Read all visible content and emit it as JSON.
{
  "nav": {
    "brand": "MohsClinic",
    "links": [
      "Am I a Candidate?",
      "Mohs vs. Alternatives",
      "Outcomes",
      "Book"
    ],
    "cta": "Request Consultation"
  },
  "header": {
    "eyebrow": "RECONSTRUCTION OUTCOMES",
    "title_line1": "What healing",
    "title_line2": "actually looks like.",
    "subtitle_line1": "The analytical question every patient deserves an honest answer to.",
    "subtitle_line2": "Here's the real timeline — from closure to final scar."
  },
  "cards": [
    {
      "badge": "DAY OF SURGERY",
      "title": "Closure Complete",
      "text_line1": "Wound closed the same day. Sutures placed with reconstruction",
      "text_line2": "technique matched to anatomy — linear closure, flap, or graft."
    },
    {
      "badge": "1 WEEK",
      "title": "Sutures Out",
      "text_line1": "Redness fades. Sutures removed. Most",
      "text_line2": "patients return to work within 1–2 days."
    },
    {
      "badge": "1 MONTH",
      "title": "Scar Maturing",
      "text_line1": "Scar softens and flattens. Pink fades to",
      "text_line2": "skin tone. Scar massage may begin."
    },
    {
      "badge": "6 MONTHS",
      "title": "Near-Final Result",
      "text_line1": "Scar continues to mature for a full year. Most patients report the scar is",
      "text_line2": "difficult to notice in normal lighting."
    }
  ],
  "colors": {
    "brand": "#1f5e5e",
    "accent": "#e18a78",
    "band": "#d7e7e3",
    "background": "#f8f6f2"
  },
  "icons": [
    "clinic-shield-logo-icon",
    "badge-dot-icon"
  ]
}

-*-

### What is being asked
The full listing must be copied exactly, every line included.

### Solution
Read all visible content and emit it as JSON.
{
  "nav": {
    "brand": "MohsClinic",
    "links": [
      "Am I a Candidate?",
      "Mohs vs. Alternatives",
      "Outcomes",
      "Book"
    ],
    "cta": "Request Consultation"
  },
  "header": {
    "eyebrow": "RECONSTRUCTION OUTCOMES",
    "title_line1": "What healing",
    "title_line2": "actually looks like.",
    "subtitle_line1": "The analytical question every patient deserves an honest answer to.",
    "subtitle_line2": "Here's the real timeline — from closure to final scar."
  },
  "cards": [
    {
      "badge": "DAY OF SURGERY",
      "title": "Closure Complete",
      "text_line1": "Wound closed the same day. Sutures placed with reconstruction",
      "text_line2": "technique matched to anatomy — linear closure, flap, or graft."
    },
    {
      "badge": "1 WEEK",
      "title": "Sutures Out",
      "text_line1": "Redness fades. Sutures removed. Most",
      "text_line2": "patients return to work within 1–2 days."
    },
    {
      "badge": "1 MONTH",
      "title": "Scar Maturing",
      "text_line1": "Scar softens and flattens. Pink fades to",
      "text_line2": "skin tone. Scar massage may begin."
    },
    {
      "badge": "6 MONTHS",
      "title": "Near-Final Result",
      "text_line1": "Scar continues to mature for a full year. Most patients report the scar is",
      "text_line2": "difficult to notice in normal lighting."
    }
  ],
  "colors": {
    "brand": "#1f5e5e",
    "accent": "#e18a78",
    "band": "#d7e7e3",
    "background": "#f8f6f2"
  },
  "icons": [
    "clinic-shield-logo-icon",
    "badge-dot-icon"
  ]
}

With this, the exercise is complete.